■ **REQUIRED WORK**:
Type every record exactly as it appears.
───
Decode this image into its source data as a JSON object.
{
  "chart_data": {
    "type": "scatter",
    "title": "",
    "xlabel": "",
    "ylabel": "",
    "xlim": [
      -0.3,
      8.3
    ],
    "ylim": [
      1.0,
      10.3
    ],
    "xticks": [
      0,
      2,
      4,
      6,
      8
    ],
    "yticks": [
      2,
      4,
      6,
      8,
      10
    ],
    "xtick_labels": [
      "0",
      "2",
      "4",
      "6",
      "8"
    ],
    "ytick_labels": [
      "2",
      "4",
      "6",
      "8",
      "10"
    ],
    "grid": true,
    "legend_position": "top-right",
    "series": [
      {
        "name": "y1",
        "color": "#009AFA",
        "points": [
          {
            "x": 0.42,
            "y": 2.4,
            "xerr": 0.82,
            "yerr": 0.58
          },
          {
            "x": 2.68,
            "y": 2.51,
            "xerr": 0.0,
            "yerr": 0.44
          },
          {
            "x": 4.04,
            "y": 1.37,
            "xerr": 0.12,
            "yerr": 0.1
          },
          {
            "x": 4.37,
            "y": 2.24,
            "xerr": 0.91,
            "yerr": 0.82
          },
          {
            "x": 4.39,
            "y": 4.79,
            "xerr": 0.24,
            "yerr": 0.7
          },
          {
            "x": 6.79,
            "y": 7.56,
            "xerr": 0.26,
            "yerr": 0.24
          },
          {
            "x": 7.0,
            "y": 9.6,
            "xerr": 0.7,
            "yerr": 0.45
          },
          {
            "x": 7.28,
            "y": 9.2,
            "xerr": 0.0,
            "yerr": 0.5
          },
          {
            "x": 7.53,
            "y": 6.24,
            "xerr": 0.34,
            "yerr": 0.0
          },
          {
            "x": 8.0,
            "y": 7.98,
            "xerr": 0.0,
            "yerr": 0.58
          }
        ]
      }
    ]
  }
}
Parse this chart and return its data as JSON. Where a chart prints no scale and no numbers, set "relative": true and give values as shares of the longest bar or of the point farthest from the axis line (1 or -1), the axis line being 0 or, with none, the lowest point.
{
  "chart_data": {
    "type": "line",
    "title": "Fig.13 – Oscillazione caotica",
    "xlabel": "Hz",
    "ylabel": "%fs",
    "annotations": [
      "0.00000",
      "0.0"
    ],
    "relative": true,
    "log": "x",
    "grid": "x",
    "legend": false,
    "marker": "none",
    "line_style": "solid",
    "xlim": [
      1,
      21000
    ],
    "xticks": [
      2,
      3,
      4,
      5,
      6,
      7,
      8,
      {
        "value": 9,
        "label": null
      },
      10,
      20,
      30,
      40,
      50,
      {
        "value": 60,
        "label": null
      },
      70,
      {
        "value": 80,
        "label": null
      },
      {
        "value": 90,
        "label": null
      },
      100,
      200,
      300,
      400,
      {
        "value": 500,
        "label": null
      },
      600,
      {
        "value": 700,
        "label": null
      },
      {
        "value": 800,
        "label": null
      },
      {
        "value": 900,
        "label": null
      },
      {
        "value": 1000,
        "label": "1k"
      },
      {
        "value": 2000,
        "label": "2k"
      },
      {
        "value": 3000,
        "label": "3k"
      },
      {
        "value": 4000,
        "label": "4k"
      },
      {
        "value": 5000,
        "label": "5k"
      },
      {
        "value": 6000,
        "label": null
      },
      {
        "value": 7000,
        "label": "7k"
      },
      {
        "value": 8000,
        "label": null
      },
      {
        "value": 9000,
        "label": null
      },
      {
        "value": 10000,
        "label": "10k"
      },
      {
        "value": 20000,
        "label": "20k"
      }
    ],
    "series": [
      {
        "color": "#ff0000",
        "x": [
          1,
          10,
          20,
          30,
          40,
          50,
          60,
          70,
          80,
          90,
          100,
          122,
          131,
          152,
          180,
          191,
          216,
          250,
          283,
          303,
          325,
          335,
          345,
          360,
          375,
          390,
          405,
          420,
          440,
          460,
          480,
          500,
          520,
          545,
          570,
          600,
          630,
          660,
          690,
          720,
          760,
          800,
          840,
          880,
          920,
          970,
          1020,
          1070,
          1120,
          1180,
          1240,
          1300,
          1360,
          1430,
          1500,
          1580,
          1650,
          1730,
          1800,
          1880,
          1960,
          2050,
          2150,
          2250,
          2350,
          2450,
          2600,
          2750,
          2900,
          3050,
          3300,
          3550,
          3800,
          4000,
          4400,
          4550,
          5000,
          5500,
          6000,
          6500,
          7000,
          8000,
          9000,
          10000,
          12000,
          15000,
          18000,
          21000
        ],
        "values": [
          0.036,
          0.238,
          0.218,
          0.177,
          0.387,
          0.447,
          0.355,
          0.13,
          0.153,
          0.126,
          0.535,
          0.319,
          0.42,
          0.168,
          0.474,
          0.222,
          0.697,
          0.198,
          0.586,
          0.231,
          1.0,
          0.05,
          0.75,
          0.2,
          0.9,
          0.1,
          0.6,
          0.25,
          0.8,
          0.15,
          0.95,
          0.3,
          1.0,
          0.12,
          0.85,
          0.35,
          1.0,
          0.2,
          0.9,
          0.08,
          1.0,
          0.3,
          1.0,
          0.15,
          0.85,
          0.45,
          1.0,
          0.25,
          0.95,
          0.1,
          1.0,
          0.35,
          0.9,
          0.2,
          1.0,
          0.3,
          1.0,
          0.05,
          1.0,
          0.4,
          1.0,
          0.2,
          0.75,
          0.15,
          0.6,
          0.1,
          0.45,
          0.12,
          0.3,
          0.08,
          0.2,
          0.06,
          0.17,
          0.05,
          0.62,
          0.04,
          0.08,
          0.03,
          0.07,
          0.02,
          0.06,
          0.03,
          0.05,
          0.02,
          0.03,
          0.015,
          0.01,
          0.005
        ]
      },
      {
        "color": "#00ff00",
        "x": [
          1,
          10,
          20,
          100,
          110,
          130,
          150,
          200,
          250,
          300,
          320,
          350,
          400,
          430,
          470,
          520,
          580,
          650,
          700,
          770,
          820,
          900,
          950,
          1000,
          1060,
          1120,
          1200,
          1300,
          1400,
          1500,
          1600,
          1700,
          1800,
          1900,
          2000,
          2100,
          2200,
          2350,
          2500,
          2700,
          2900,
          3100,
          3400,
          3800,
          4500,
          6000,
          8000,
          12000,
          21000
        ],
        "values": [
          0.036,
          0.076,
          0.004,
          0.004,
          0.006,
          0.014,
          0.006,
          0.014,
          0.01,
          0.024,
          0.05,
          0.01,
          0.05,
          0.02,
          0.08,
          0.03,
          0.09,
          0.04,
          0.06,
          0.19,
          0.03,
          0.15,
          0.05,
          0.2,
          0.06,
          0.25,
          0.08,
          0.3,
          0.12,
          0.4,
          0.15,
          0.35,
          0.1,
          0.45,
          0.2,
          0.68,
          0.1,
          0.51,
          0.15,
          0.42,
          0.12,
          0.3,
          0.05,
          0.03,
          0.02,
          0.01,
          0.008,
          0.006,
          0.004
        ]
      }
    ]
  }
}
───
■ **THE COMPLETED TASK**:
Decode this image into its source data as a JSON object.
{
  "chart_data": {
    "type": "scatter",
    "title": "",
    "xlabel": "",
    "ylabel": "",
    "xlim": [
      -0.3,
      8.3
    ],
    "ylim": [
      1.0,
      10.3
    ],
    "xticks": [
      0,
      2,
      4,
      6,
      8
    ],
    "yticks": [
      2,
      4,
      6,
      8,
      10
    ],
    "xtick_labels": [
      "0",
      "2",
      "4",
      "6",
      "8"
    ],
    "ytick_labels": [
      "2",
      "4",
      "6",
      "8",
      "10"
    ],
    "grid": true,
    "legend_position": "top-right",
    "series": [
      {
        "name": "y1",
        "color": "#009AFA",
        "points": [
          {
            "x": 0.42,
            "y": 2.4,
            "xerr": 0.82,
            "yerr": 0.58
          },
          {
            "x": 2.68,
            "y": 2.51,
            "xerr": 0.0,
            "yerr": 0.44
          },
          {
            "x": 4.04,
            "y": 1.37,
            "xerr": 0.12,
            "yerr": 0.1
          },
          {
            "x": 4.37,
            "y": 2.24,
            "xerr": 0.91,
            "yerr": 0.82
          },
          {
            "x": 4.39,
            "y": 4.79,
            "xerr": 0.24,
            "yerr": 0.7
          },
          {
            "x": 6.79,
            "y": 7.56,
            "xerr": 0.26,
            "yerr": 0.24
          },
          {
            "x": 7.0,
            "y": 9.6,
            "xerr": 0.7,
            "yerr": 0.45
          },
          {
            "x": 7.28,
            "y": 9.2,
            "xerr": 0.0,
            "yerr": 0.5
          },
          {
            "x": 7.53,
            "y": 6.24,
            "xerr": 0.34,
            "yerr": 0.0
          },
          {
            "x": 8.0,
            "y": 7.98,
            "xerr": 0.0,
            "yerr": 0.58
          }
        ]
      }
    ]
  }
}
Parse this chart and return its data as JSON. Where a chart prints no scale and no numbers, set "relative": true and give values as shares of the longest bar or of the point farthest from the axis line (1 or -1), the axis line being 0 or, with none, the lowest point.
{
  "chart_data": {
    "type": "line",
    "title": "Fig.13 – Oscillazione caotica",
    "xlabel": "Hz",
    "ylabel": "%fs",
    "annotations": [
      "0.00000",
      "0.0"
    ],
    "relative": true,
    "log": "x",
    "grid": "x",
    "legend": false,
    "marker": "none",
    "line_style": "solid",
    "xlim": [
      1,
      21000
    ],
    "xticks": [
      2,
      3,
      4,
      5,
      6,
      7,
      8,
      {
        "value": 9,
        "label": null
      },
      10,
      20,
      30,
      40,
      50,
      {
        "value": 60,
        "label": null
      },
      70,
      {
        "value": 80,
        "label": null
      },
      {
        "value": 90,
        "label": null
      },
      100,
      200,
      300,
      400,
      {
        "value": 500,
        "label": null
      },
      600,
      {
        "value": 700,
        "label": null
      },
      {
        "value": 800,
        "label": null
      },
      {
        "value": 900,
        "label": null
      },
      {
        "value": 1000,
        "label": "1k"
      },
      {
        "value": 2000,
        "label": "2k"
      },
      {
        "value": 3000,
        "label": "3k"
      },
      {
        "value": 4000,
        "label": "4k"
      },
      {
        "value": 5000,
        "label": "5k"
      },
      {
        "value": 6000,
        "label": null
      },
      {
        "value": 7000,
        "label": "7k"
      },
      {
        "value": 8000,
        "label": null
      },
      {
        "value": 9000,
        "label": null
      },
      {
        "value": 10000,
        "label": "10k"
      },
      {
        "value": 20000,
        "label": "20k"
      }
    ],
    "series": [
      {
        "color": "#ff0000",
        "x": [
          1,
          10,
          20,
          30,
          40,
          50,
          60,
          70,
          80,
          90,
          100,
          122,
          131,
          152,
          180,
          191,
          216,
          250,
          283,
          303,
          325,
          335,
          345,
          360,
          375,
          390,
          405,
          420,
          440,
          460,
          480,
          500,
          520,
          545,
          570,
          600,
          630,
          660,
          690,
          720,
          760,
          800,
          840,
          880,
          920,
          970,
          1020,
          1070,
          1120,
          1180,
          1240,
          1300,
          1360,
          1430,
          1500,
          1580,
          1650,
          1730,
          1800,
          1880,
          1960,
          2050,
          2150,
          2250,
          2350,
          2450,
          2600,
          2750,
          2900,
          3050,
          3300,
          3550,
          3800,
          4000,
          4400,
          4550,
          5000,
          5500,
          6000,
          6500,
          7000,
          8000,
          9000,
          10000,
          12000,
          15000,
          18000,
          21000
        ],
        "values": [
          0.036,
          0.238,
          0.218,
          0.177,
          0.387,
          0.447,
          0.355,
          0.13,
          0.153,
          0.126,
          0.535,
          0.319,
          0.42,
          0.168,
          0.474,
          0.222,
          0.697,
          0.198,
          0.586,
          0.231,
          1.0,
          0.05,
          0.75,
          0.2,
          0.9,
          0.1,
          0.6,
          0.25,
          0.8,
          0.15,
          0.95,
          0.3,
          1.0,
          0.12,
          0.85,
          0.35,
          1.0,
          0.2,
          0.9,
          0.08,
          1.0,
          0.3,
          1.0,
          0.15,
          0.85,
          0.45,
          1.0,
          0.25,
          0.95,
          0.1,
          1.0,
          0.35,
          0.9,
          0.2,
          1.0,
          0.3,
          1.0,
          0.05,
          1.0,
          0.4,
          1.0,
          0.2,
          0.75,
          0.15,
          0.6,
          0.1,
          0.45,
          0.12,
          0.3,
          0.08,
          0.2,
          0.06,
          0.17,
          0.05,
          0.62,
          0.04,
          0.08,
          0.03,
          0.07,
          0.02,
          0.06,
          0.03,
          0.05,
          0.02,
          0.03,
          0.015,
          0.01,
          0.005
        ]
      },
      {
        "color": "#00ff00",
        "x": [
          1,
          10,
          20,
          100,
          110,
          130,
          150,
          200,
          250,
          300,
          320,
          350,
          400,
          430,
          470,
          520,
          580,
          650,
          700,
          770,
          820,
          900,
          950,
          1000,
          1060,
          1120,
          1200,
          1300,
          1400,
          1500,
          1600,
          1700,
          1800,
          1900,
          2000,
          2100,
          2200,
          2350,
          2500,
          2700,
          2900,
          3100,
          3400,
          3800,
          4500,
          6000,
          8000,
          12000,
          21000
        ],
        "values": [
          0.036,
          0.076,
          0.004,
          0.004,
          0.006,
          0.014,
          0.006,
          0.014,
          0.01,
          0.024,
          0.05,
          0.01,
          0.05,
          0.02,
          0.08,
          0.03,
          0.09,
          0.04,
          0.06,
          0.19,
          0.03,
          0.15,
          0.05,
          0.2,
          0.06,
          0.25,
          0.08,
          0.3,
          0.12,
          0.4,
          0.15,
          0.35,
          0.1,
          0.45,
          0.2,
          0.68,
          0.1,
          0.51,
          0.15,
          0.42,
          0.12,
          0.3,
          0.05,
          0.03,
          0.02,
          0.01,
          0.008,
          0.006,
          0.004
        ]
      }
    ]
  }
}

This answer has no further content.